> Task directions:
As you look over the data below, please find each line where the word "screenshot" appears, then copy it.

Data about app and page elements
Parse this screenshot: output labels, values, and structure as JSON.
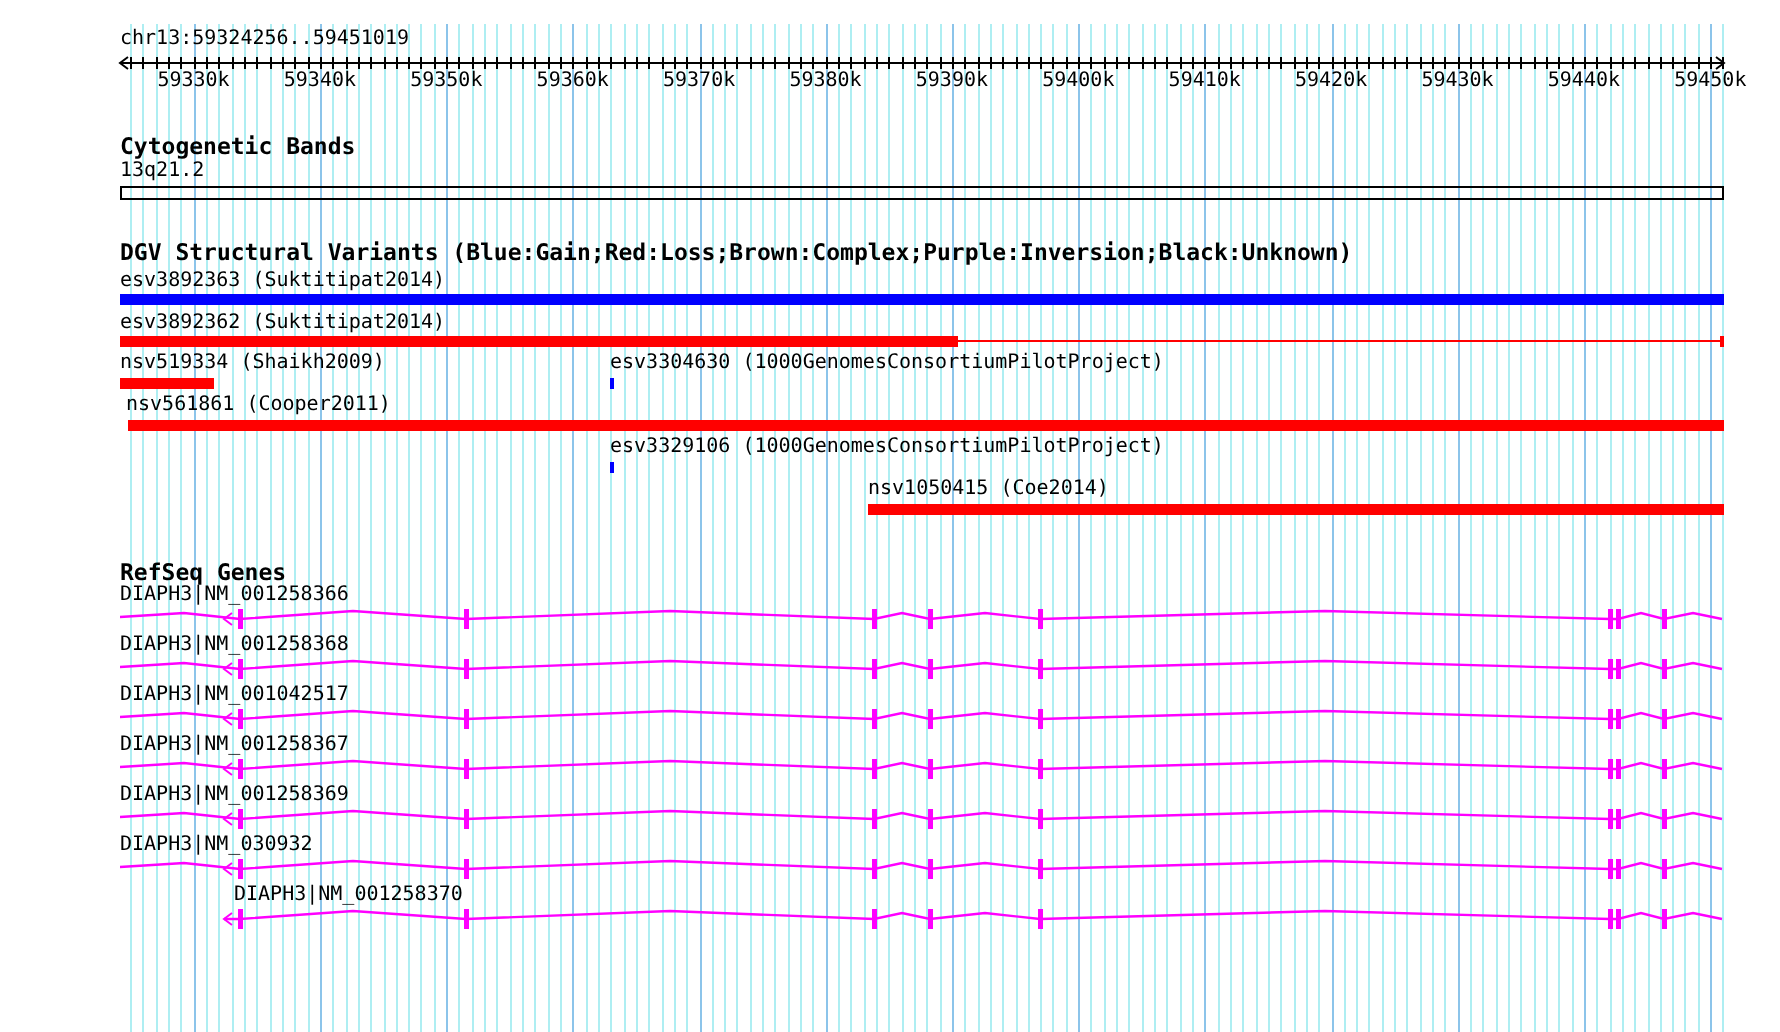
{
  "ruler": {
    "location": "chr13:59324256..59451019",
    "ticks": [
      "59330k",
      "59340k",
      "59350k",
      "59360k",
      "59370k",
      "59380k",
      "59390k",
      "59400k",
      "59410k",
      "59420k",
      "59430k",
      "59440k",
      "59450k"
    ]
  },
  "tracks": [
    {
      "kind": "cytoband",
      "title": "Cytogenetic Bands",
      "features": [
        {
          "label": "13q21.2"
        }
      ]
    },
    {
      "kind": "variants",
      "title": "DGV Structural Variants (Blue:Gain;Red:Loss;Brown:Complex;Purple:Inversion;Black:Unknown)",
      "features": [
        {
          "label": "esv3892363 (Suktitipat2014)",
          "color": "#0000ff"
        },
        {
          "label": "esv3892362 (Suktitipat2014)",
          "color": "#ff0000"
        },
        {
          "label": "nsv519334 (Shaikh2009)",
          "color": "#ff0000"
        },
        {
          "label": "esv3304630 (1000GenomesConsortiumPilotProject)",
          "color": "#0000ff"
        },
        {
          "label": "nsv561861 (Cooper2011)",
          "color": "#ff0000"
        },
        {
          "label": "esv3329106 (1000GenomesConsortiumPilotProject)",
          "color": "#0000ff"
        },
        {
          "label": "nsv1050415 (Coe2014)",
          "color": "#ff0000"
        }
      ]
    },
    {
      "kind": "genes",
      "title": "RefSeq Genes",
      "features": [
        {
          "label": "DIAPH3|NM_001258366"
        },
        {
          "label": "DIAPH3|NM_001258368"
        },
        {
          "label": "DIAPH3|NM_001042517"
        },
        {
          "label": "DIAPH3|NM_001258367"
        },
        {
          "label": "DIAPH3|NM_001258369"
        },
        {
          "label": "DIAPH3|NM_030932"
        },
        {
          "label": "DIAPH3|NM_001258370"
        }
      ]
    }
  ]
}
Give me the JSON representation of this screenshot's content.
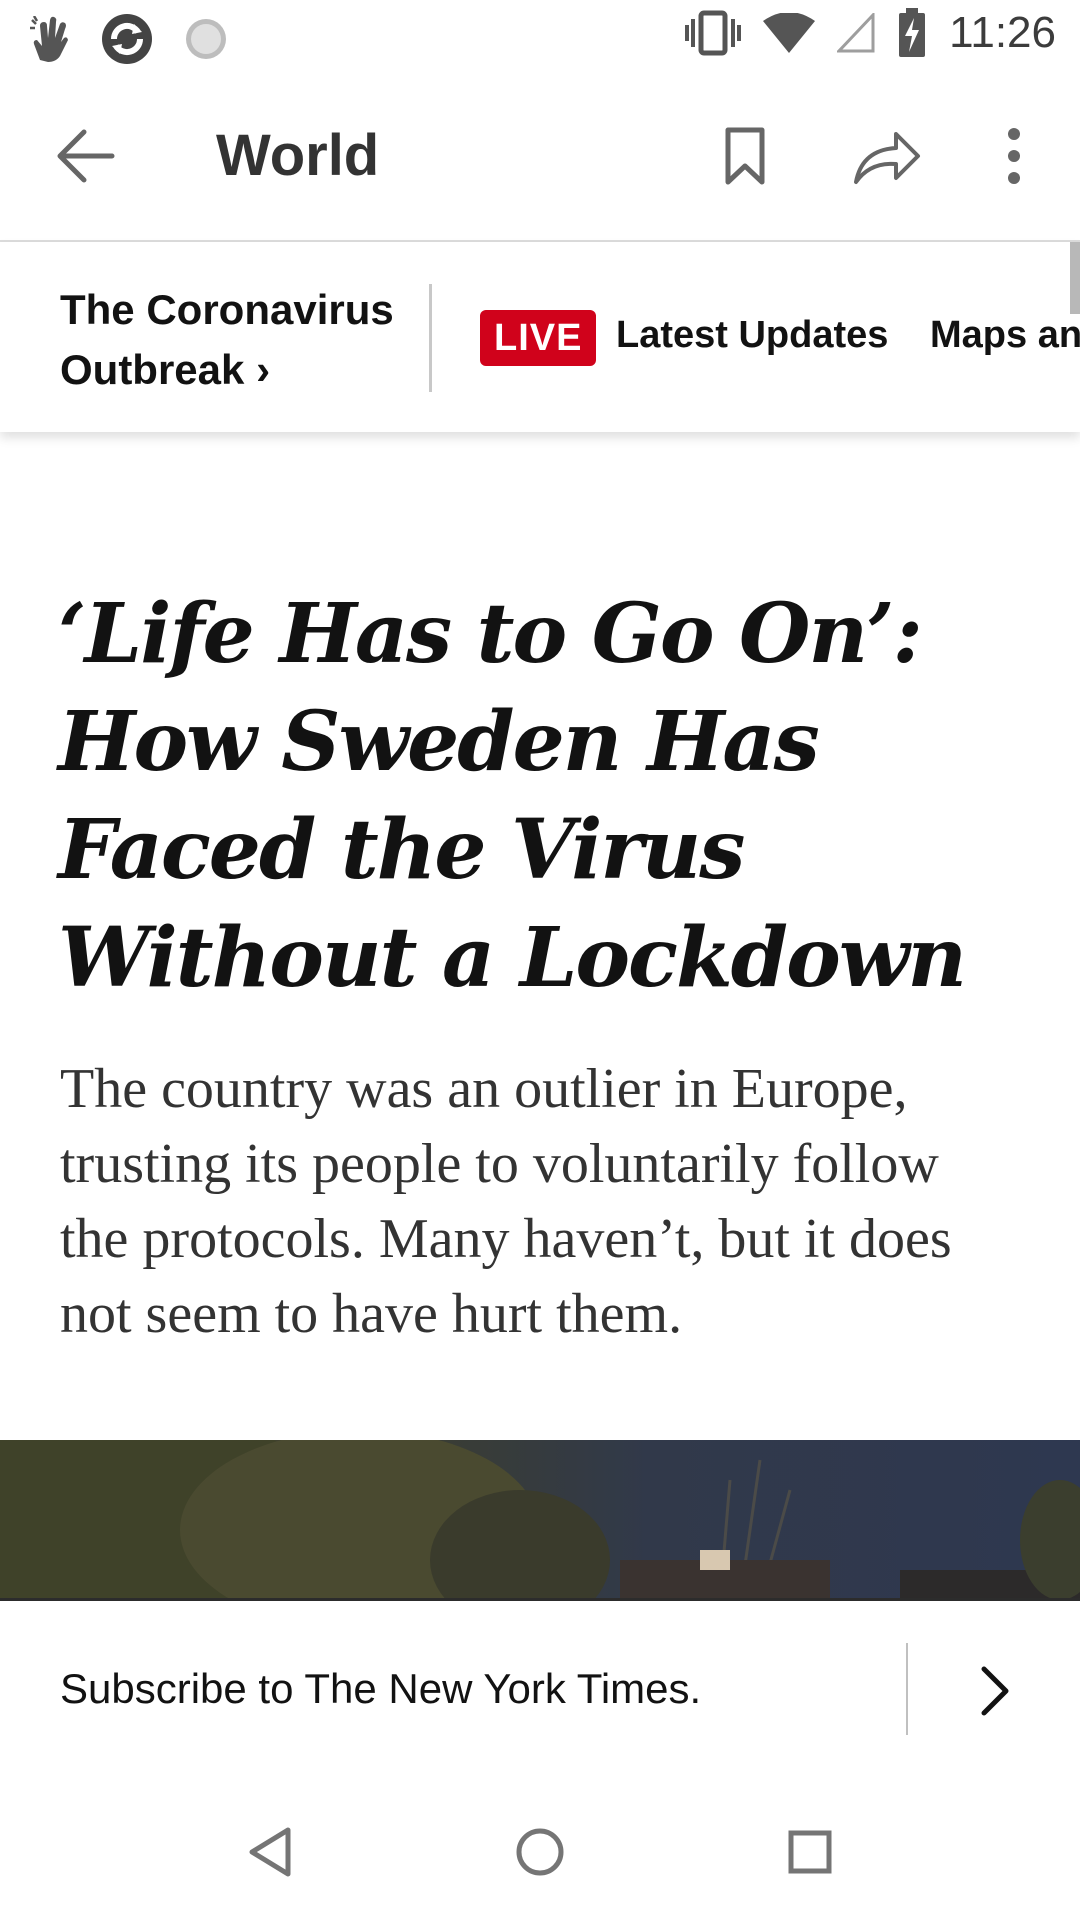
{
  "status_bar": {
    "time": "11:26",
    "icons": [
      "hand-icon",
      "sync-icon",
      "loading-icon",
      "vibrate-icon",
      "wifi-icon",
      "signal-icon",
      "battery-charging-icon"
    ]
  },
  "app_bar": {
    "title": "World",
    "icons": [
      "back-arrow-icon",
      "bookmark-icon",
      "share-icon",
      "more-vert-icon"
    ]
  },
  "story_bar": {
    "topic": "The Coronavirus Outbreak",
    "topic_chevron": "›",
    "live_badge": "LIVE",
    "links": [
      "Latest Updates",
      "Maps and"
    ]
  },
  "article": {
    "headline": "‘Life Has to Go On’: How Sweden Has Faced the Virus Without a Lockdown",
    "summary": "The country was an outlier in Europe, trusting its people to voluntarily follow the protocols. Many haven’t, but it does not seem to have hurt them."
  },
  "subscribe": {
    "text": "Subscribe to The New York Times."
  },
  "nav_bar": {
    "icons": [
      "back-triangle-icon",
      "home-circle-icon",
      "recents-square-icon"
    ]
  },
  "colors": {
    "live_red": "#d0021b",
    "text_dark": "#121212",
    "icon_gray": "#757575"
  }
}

> Answer section:
Parse this screenshot: output labels, values, and structure as JSON.
Give me the JSON representation of this screenshot's content.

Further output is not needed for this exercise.